_Short problem_
Transcribe each entry below exactly. Pictures do not go in the copy.

_Data supplied_
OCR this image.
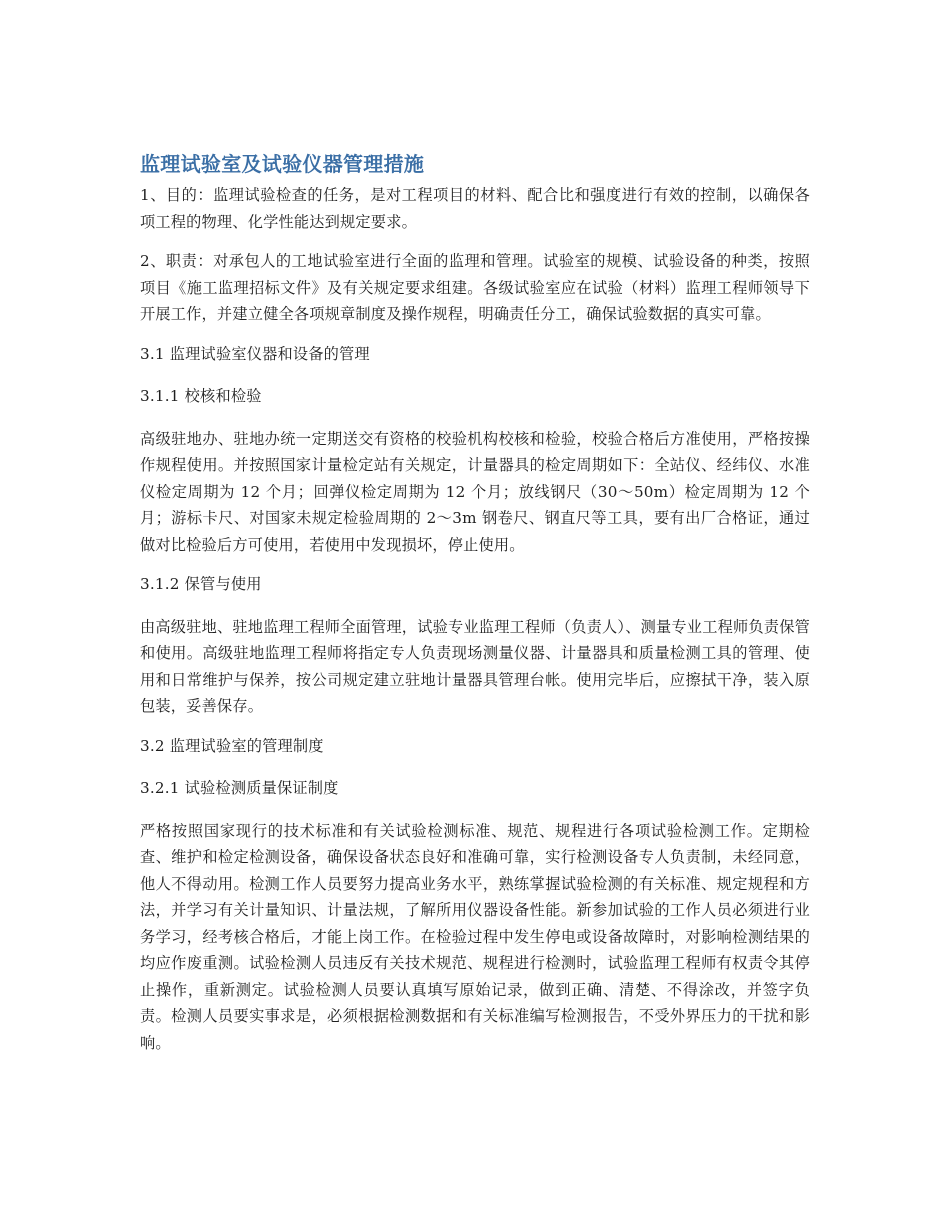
监理试验室及试验仪器管理措施

1、目的：监理试验检查的任务，是对工程项目的材料、配合比和强度进行有效的控制，以确保各项工程的物理、化学性能达到规定要求。

2、职责：对承包人的工地试验室进行全面的监理和管理。试验室的规模、试验设备的种类，按照项目《施工监理招标文件》及有关规定要求组建。各级试验室应在试验（材料）监理工程师领导下开展工作，并建立健全各项规章制度及操作规程，明确责任分工，确保试验数据的真实可靠。

3.1 监理试验室仪器和设备的管理

3.1.1 校核和检验

高级驻地办、驻地办统一定期送交有资格的校验机构校核和检验，校验合格后方准使用，严格按操作规程使用。并按照国家计量检定站有关规定，计量器具的检定周期如下：全站仪、经纬仪、水准仪检定周期为 12 个月；回弹仪检定周期为 12 个月；放线钢尺（30～50m）检定周期为 12 个月；游标卡尺、对国家未规定检验周期的 2～3m 钢卷尺、钢直尺等工具，要有出厂合格证，通过做对比检验后方可使用，若使用中发现损坏，停止使用。

3.1.2 保管与使用

由高级驻地、驻地监理工程师全面管理，试验专业监理工程师（负责人）、测量专业工程师负责保管和使用。高级驻地监理工程师将指定专人负责现场测量仪器、计量器具和质量检测工具的管理、使用和日常维护与保养，按公司规定建立驻地计量器具管理台帐。使用完毕后，应擦拭干净，装入原包装，妥善保存。

3.2 监理试验室的管理制度

3.2.1 试验检测质量保证制度

严格按照国家现行的技术标准和有关试验检测标准、规范、规程进行各项试验检测工作。定期检查、维护和检定检测设备，确保设备状态良好和准确可靠，实行检测设备专人负责制，未经同意，他人不得动用。检测工作人员要努力提高业务水平，熟练掌握试验检测的有关标准、规定规程和方法，并学习有关计量知识、计量法规，了解所用仪器设备性能。新参加试验的工作人员必须进行业务学习，经考核合格后，才能上岗工作。在检验过程中发生停电或设备故障时，对影响检测结果的均应作废重测。试验检测人员违反有关技术规范、规程进行检测时，试验监理工程师有权责令其停止操作，重新测定。试验检测人员要认真填写原始记录，做到正确、清楚、不得涂改，并签字负责。检测人员要实事求是，必须根据检测数据和有关标准编写检测报告，不受外界压力的干扰和影响。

_Exercise response_
OCR this image.
监理试验室及试验仪器管理措施

1、目的：监理试验检查的任务，是对工程项目的材料、配合比和强度进行有效的控制，以确保各项工程的物理、化学性能达到规定要求。

2、职责：对承包人的工地试验室进行全面的监理和管理。试验室的规模、试验设备的种类，按照项目《施工监理招标文件》及有关规定要求组建。各级试验室应在试验（材料）监理工程师领导下开展工作，并建立健全各项规章制度及操作规程，明确责任分工，确保试验数据的真实可靠。

3.1 监理试验室仪器和设备的管理

3.1.1 校核和检验

高级驻地办、驻地办统一定期送交有资格的校验机构校核和检验，校验合格后方准使用，严格按操作规程使用。并按照国家计量检定站有关规定，计量器具的检定周期如下：全站仪、经纬仪、水准仪检定周期为 12 个月；回弹仪检定周期为 12 个月；放线钢尺（30～50m）检定周期为 12 个月；游标卡尺、对国家未规定检验周期的 2～3m 钢卷尺、钢直尺等工具，要有出厂合格证，通过做对比检验后方可使用，若使用中发现损坏，停止使用。

3.1.2 保管与使用

由高级驻地、驻地监理工程师全面管理，试验专业监理工程师（负责人）、测量专业工程师负责保管和使用。高级驻地监理工程师将指定专人负责现场测量仪器、计量器具和质量检测工具的管理、使用和日常维护与保养，按公司规定建立驻地计量器具管理台帐。使用完毕后，应擦拭干净，装入原包装，妥善保存。

3.2 监理试验室的管理制度

3.2.1 试验检测质量保证制度

严格按照国家现行的技术标准和有关试验检测标准、规范、规程进行各项试验检测工作。定期检查、维护和检定检测设备，确保设备状态良好和准确可靠，实行检测设备专人负责制，未经同意，他人不得动用。检测工作人员要努力提高业务水平，熟练掌握试验检测的有关标准、规定规程和方法，并学习有关计量知识、计量法规，了解所用仪器设备性能。新参加试验的工作人员必须进行业务学习，经考核合格后，才能上岗工作。在检验过程中发生停电或设备故障时，对影响检测结果的均应作废重测。试验检测人员违反有关技术规范、规程进行检测时，试验监理工程师有权责令其停止操作，重新测定。试验检测人员要认真填写原始记录，做到正确、清楚、不得涂改，并签字负责。检测人员要实事求是，必须根据检测数据和有关标准编写检测报告，不受外界压力的干扰和影响。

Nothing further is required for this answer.